How many lines of these entries hold the string "true"? Reply with the number alone.

### Data records
⟨

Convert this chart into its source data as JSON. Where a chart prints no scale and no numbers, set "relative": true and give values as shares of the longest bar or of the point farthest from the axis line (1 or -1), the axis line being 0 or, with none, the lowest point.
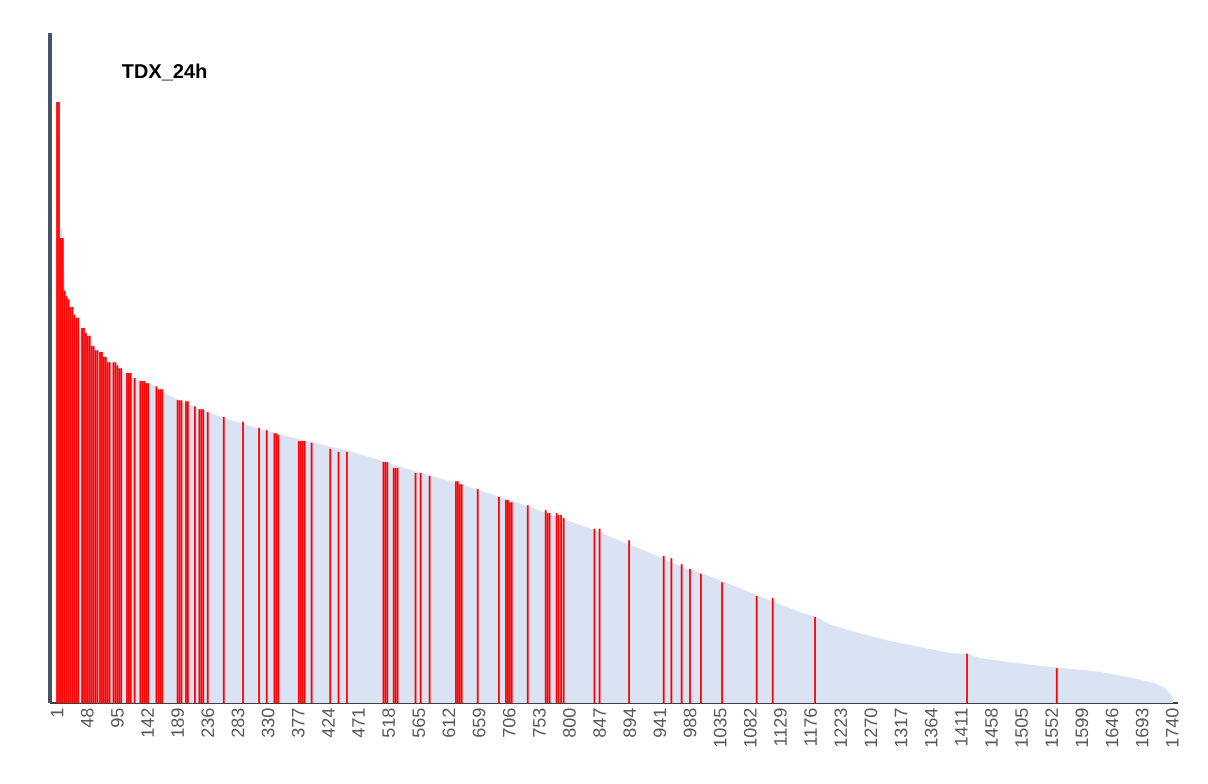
{
  "chart_data": {
    "type": "bar",
    "title": "TDX_24h",
    "relative": true,
    "xlim": [
      -10,
      1749
    ],
    "xticks": [
      1,
      48,
      95,
      142,
      189,
      236,
      283,
      330,
      377,
      424,
      471,
      518,
      565,
      612,
      659,
      706,
      753,
      800,
      847,
      894,
      941,
      988,
      1035,
      1082,
      1129,
      1176,
      1223,
      1270,
      1317,
      1364,
      1411,
      1458,
      1505,
      1552,
      1599,
      1646,
      1693,
      1740
    ],
    "series": [
      {
        "type": "area",
        "color": "#dae3f3",
        "x": [
          1,
          4,
          6,
          9,
          12,
          14,
          21,
          29,
          37,
          52,
          68,
          84,
          99,
          115,
          146,
          169,
          185,
          224,
          271,
          318,
          364,
          411,
          458,
          505,
          552,
          598,
          645,
          692,
          739,
          785,
          832,
          879,
          926,
          973,
          1019,
          1066,
          1113,
          1160,
          1185,
          1207,
          1253,
          1300,
          1347,
          1394,
          1421,
          1440,
          1487,
          1534,
          1581,
          1627,
          1674,
          1713,
          1729,
          1741
        ],
        "values": [
          1.0,
          1.0,
          0.79,
          0.79,
          0.72,
          0.686,
          0.659,
          0.641,
          0.624,
          0.597,
          0.581,
          0.567,
          0.557,
          0.542,
          0.532,
          0.516,
          0.507,
          0.489,
          0.471,
          0.456,
          0.443,
          0.431,
          0.419,
          0.404,
          0.388,
          0.374,
          0.359,
          0.343,
          0.326,
          0.308,
          0.291,
          0.27,
          0.25,
          0.228,
          0.211,
          0.191,
          0.171,
          0.151,
          0.143,
          0.13,
          0.116,
          0.103,
          0.093,
          0.083,
          0.082,
          0.075,
          0.068,
          0.062,
          0.057,
          0.052,
          0.043,
          0.033,
          0.025,
          0.01
        ]
      },
      {
        "color": "#ff0000",
        "x": [
          1,
          4,
          7,
          10,
          13,
          16,
          19,
          22,
          25,
          28,
          31,
          34,
          40,
          43,
          46,
          49,
          52,
          55,
          58,
          61,
          64,
          68,
          71,
          74,
          77,
          80,
          83,
          89,
          92,
          95,
          98,
          101,
          110,
          113,
          116,
          122,
          131,
          134,
          137,
          140,
          143,
          156,
          159,
          162,
          165,
          189,
          192,
          195,
          202,
          205,
          216,
          223,
          226,
          229,
          236,
          261,
          291,
          316,
          328,
          340,
          343,
          346,
          378,
          381,
          384,
          387,
          398,
          427,
          440,
          453,
          510,
          513,
          516,
          526,
          529,
          532,
          560,
          568,
          582,
          623,
          626,
          629,
          632,
          657,
          690,
          701,
          704,
          707,
          710,
          735,
          763,
          766,
          769,
          780,
          783,
          787,
          791,
          839,
          847,
          893,
          947,
          959,
          975,
          988,
          1005,
          1038,
          1092,
          1117,
          1183,
          1420,
          1560
        ],
        "values": [
          1.0,
          1.0,
          0.774,
          0.774,
          0.686,
          0.677,
          0.672,
          0.659,
          0.659,
          0.646,
          0.641,
          0.641,
          0.624,
          0.624,
          0.616,
          0.611,
          0.611,
          0.594,
          0.594,
          0.587,
          0.587,
          0.584,
          0.584,
          0.576,
          0.576,
          0.567,
          0.567,
          0.567,
          0.567,
          0.562,
          0.557,
          0.557,
          0.549,
          0.549,
          0.549,
          0.541,
          0.536,
          0.536,
          0.536,
          0.532,
          0.532,
          0.527,
          0.522,
          0.522,
          0.522,
          0.504,
          0.504,
          0.504,
          0.502,
          0.502,
          0.494,
          0.489,
          0.489,
          0.489,
          0.484,
          0.476,
          0.468,
          0.458,
          0.454,
          0.449,
          0.449,
          0.446,
          0.436,
          0.436,
          0.436,
          0.436,
          0.433,
          0.423,
          0.418,
          0.418,
          0.401,
          0.401,
          0.401,
          0.391,
          0.391,
          0.391,
          0.383,
          0.383,
          0.378,
          0.369,
          0.369,
          0.364,
          0.364,
          0.356,
          0.343,
          0.338,
          0.338,
          0.334,
          0.334,
          0.329,
          0.321,
          0.316,
          0.316,
          0.316,
          0.313,
          0.313,
          0.308,
          0.29,
          0.29,
          0.271,
          0.245,
          0.241,
          0.231,
          0.223,
          0.215,
          0.201,
          0.178,
          0.175,
          0.143,
          0.082,
          0.058
        ]
      }
    ]
  }
}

⟩

### Task response
2